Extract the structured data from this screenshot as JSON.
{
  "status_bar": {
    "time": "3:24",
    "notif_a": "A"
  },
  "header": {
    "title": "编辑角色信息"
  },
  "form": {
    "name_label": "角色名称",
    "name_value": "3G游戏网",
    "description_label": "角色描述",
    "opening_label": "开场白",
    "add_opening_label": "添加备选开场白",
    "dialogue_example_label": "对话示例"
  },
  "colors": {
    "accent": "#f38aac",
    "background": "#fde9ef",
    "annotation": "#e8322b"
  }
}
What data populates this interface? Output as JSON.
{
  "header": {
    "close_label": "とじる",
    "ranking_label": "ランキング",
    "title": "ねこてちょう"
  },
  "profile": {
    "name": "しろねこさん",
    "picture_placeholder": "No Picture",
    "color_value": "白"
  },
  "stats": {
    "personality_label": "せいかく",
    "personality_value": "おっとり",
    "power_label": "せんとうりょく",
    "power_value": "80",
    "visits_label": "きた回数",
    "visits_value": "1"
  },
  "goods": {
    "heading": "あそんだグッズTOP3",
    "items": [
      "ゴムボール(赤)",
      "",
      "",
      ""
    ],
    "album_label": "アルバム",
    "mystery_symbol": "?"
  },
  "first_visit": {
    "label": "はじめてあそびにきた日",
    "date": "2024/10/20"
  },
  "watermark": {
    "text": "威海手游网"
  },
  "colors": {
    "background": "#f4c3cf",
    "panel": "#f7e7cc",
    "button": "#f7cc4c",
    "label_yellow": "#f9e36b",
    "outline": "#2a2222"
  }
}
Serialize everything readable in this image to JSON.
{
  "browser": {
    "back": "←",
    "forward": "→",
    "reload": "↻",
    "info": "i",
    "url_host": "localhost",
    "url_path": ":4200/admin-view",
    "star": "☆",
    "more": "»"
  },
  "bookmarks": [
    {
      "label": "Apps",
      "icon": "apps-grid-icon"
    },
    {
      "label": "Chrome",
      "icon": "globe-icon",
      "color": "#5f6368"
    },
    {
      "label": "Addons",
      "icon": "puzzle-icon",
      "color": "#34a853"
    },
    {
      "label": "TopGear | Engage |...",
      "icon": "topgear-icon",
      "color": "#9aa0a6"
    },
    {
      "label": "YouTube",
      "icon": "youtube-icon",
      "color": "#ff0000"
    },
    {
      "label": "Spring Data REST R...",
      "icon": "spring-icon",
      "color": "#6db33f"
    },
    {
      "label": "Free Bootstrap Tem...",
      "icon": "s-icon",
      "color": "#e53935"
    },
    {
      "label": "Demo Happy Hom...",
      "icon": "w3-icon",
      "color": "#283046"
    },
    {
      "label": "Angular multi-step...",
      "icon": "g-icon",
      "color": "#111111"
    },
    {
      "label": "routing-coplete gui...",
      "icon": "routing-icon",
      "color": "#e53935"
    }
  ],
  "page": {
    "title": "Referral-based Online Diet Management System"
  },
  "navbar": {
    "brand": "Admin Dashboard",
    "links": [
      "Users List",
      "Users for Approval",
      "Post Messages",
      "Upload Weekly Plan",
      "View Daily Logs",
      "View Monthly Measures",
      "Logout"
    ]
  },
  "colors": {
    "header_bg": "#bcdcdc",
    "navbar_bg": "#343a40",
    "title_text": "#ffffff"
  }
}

::::::::

Set problem: Give all the records again. Match them exactly.

Exercise solution:
Extract the structured data from this screenshot as JSON.
{
  "status_bar": {
    "time": "3:24",
    "notif_a": "A"
  },
  "header": {
    "title": "编辑角色信息"
  },
  "form": {
    "name_label": "角色名称",
    "name_value": "3G游戏网",
    "description_label": "角色描述",
    "opening_label": "开场白",
    "add_opening_label": "添加备选开场白",
    "dialogue_example_label": "对话示例"
  },
  "colors": {
    "accent": "#f38aac",
    "background": "#fde9ef",
    "annotation": "#e8322b"
  }
}
What data populates this interface? Output as JSON.
{
  "header": {
    "close_label": "とじる",
    "ranking_label": "ランキング",
    "title": "ねこてちょう"
  },
  "profile": {
    "name": "しろねこさん",
    "picture_placeholder": "No Picture",
    "color_value": "白"
  },
  "stats": {
    "personality_label": "せいかく",
    "personality_value": "おっとり",
    "power_label": "せんとうりょく",
    "power_value": "80",
    "visits_label": "きた回数",
    "visits_value": "1"
  },
  "goods": {
    "heading": "あそんだグッズTOP3",
    "items": [
      "ゴムボール(赤)",
      "",
      "",
      ""
    ],
    "album_label": "アルバム",
    "mystery_symbol": "?"
  },
  "first_visit": {
    "label": "はじめてあそびにきた日",
    "date": "2024/10/20"
  },
  "watermark": {
    "text": "威海手游网"
  },
  "colors": {
    "background": "#f4c3cf",
    "panel": "#f7e7cc",
    "button": "#f7cc4c",
    "label_yellow": "#f9e36b",
    "outline": "#2a2222"
  }
}
Serialize everything readable in this image to JSON.
{
  "browser": {
    "back": "←",
    "forward": "→",
    "reload": "↻",
    "info": "i",
    "url_host": "localhost",
    "url_path": ":4200/admin-view",
    "star": "☆",
    "more": "»"
  },
  "bookmarks": [
    {
      "label": "Apps",
      "icon": "apps-grid-icon"
    },
    {
      "label": "Chrome",
      "icon": "globe-icon",
      "color": "#5f6368"
    },
    {
      "label": "Addons",
      "icon": "puzzle-icon",
      "color": "#34a853"
    },
    {
      "label": "TopGear | Engage |...",
      "icon": "topgear-icon",
      "color": "#9aa0a6"
    },
    {
      "label": "YouTube",
      "icon": "youtube-icon",
      "color": "#ff0000"
    },
    {
      "label": "Spring Data REST R...",
      "icon": "spring-icon",
      "color": "#6db33f"
    },
    {
      "label": "Free Bootstrap Tem...",
      "icon": "s-icon",
      "color": "#e53935"
    },
    {
      "label": "Demo Happy Hom...",
      "icon": "w3-icon",
      "color": "#283046"
    },
    {
      "label": "Angular multi-step...",
      "icon": "g-icon",
      "color": "#111111"
    },
    {
      "label": "routing-coplete gui...",
      "icon": "routing-icon",
      "color": "#e53935"
    }
  ],
  "page": {
    "title": "Referral-based Online Diet Management System"
  },
  "navbar": {
    "brand": "Admin Dashboard",
    "links": [
      "Users List",
      "Users for Approval",
      "Post Messages",
      "Upload Weekly Plan",
      "View Daily Logs",
      "View Monthly Measures",
      "Logout"
    ]
  },
  "colors": {
    "header_bg": "#bcdcdc",
    "navbar_bg": "#343a40",
    "title_text": "#ffffff"
  }
}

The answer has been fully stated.